■ **Task requirements**:
Quote the records word for word, from the first line through the line containing "214, 107, 221]".

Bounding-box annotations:
-=-=-

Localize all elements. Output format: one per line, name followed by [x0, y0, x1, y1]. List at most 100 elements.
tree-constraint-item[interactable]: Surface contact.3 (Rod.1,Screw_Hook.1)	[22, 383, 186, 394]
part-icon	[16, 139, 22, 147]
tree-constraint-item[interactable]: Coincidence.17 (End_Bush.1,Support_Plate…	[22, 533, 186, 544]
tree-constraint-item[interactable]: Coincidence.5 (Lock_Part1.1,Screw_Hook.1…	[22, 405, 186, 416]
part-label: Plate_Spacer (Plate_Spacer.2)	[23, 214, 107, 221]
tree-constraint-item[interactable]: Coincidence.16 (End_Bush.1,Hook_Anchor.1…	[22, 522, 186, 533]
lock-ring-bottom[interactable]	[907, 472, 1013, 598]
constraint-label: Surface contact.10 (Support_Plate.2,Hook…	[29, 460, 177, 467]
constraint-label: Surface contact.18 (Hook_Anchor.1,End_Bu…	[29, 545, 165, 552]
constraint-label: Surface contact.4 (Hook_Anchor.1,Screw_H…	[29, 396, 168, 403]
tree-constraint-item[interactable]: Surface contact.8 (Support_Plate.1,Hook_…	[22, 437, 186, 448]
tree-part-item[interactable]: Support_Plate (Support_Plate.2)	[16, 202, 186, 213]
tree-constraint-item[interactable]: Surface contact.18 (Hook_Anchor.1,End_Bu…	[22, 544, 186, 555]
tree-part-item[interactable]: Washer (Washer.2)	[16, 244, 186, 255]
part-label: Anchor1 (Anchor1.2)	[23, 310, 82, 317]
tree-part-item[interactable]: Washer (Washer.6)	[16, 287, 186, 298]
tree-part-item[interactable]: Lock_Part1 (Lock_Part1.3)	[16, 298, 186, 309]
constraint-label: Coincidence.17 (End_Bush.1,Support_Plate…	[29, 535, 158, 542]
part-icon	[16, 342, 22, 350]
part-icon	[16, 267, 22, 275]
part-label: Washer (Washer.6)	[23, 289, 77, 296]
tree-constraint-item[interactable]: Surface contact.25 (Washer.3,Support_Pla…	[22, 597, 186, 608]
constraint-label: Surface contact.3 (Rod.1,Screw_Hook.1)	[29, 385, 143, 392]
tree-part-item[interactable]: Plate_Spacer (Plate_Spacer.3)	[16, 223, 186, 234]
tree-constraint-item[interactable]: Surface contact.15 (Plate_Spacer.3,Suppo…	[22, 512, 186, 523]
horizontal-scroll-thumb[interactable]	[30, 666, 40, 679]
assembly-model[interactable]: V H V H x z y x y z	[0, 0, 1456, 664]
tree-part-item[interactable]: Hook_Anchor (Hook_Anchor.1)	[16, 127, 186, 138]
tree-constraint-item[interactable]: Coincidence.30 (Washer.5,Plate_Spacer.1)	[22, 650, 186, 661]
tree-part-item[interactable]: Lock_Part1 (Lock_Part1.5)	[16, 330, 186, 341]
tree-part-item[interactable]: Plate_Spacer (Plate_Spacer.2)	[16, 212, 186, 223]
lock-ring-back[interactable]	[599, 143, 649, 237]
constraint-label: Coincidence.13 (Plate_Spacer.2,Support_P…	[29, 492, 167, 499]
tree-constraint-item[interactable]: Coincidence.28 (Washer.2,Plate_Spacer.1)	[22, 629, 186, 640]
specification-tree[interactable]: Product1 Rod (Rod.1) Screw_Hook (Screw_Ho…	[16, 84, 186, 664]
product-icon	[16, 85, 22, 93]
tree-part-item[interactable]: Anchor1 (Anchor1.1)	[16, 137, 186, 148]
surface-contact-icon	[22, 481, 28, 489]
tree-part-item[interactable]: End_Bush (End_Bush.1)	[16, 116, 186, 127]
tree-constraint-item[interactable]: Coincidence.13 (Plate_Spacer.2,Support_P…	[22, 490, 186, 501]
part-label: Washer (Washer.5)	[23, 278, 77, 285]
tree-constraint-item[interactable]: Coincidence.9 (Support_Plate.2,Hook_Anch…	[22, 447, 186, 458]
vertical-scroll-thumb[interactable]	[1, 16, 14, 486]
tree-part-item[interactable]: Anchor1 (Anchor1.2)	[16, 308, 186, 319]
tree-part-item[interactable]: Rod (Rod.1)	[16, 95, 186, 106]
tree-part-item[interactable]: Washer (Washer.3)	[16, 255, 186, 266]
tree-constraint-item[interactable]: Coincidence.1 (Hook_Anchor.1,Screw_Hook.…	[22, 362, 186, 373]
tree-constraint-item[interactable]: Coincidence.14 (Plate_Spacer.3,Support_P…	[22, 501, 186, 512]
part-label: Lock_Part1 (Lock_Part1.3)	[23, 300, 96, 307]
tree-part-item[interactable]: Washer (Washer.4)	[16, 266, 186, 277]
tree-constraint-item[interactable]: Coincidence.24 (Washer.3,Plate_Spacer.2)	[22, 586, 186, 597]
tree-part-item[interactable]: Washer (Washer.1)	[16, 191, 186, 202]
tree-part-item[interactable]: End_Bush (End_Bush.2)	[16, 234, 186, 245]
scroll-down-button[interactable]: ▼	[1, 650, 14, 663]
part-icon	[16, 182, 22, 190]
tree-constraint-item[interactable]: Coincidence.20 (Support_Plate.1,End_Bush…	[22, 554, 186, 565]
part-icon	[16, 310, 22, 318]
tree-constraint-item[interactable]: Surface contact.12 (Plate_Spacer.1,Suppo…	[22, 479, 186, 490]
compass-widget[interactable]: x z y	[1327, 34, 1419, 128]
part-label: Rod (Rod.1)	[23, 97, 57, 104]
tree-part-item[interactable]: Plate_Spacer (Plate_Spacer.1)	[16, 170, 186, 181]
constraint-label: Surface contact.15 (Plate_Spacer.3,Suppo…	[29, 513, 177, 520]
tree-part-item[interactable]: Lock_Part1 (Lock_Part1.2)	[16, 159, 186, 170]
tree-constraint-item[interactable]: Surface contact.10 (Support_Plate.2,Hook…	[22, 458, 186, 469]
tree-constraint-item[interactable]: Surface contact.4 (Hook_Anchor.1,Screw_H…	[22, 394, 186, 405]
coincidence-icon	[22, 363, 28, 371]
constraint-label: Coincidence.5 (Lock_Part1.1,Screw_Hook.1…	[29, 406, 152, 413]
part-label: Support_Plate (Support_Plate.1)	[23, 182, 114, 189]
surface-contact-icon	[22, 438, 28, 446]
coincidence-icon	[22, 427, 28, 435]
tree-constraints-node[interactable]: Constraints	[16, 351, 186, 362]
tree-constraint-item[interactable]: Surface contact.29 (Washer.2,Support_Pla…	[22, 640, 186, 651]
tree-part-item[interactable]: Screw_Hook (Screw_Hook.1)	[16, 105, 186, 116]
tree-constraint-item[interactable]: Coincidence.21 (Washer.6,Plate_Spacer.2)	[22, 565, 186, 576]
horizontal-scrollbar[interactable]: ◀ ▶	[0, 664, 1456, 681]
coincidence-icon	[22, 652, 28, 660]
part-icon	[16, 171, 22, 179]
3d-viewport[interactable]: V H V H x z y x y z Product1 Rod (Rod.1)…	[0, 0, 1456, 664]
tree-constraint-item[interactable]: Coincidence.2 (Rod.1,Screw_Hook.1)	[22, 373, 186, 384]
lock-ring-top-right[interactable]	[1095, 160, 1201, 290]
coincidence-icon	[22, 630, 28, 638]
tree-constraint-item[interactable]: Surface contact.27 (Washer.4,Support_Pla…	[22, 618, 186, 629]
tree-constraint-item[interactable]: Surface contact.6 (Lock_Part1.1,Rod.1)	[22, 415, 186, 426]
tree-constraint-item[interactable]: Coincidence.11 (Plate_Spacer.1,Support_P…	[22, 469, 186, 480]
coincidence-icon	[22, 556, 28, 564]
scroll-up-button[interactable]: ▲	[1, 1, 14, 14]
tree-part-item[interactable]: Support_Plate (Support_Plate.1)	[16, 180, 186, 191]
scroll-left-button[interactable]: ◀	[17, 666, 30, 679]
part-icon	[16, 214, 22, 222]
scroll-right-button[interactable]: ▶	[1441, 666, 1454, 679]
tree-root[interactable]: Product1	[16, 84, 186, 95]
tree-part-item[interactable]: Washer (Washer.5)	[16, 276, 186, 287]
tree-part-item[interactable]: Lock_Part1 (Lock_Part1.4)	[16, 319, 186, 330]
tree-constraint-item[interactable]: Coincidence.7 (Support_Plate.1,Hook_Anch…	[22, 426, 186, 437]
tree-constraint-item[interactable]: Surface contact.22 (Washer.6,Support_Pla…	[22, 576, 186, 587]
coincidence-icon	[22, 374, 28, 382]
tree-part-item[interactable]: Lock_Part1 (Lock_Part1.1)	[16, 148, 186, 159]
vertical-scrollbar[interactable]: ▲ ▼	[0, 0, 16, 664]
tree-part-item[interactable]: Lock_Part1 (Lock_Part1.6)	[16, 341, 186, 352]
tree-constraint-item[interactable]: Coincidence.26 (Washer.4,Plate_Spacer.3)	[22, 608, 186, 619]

-=-=-

■ **Solution for this task**:
Localize all elements. Output format: one per line, name followed by [x0, y0, x1, y1]. List at most 100 elements.
tree-constraint-item[interactable]: Surface contact.3 (Rod.1,Screw_Hook.1)	[22, 383, 186, 394]
part-icon	[16, 139, 22, 147]
tree-constraint-item[interactable]: Coincidence.17 (End_Bush.1,Support_Plate…	[22, 533, 186, 544]
tree-constraint-item[interactable]: Coincidence.5 (Lock_Part1.1,Screw_Hook.1…	[22, 405, 186, 416]
part-label: Plate_Spacer (Plate_Spacer.2)	[23, 214, 107, 221]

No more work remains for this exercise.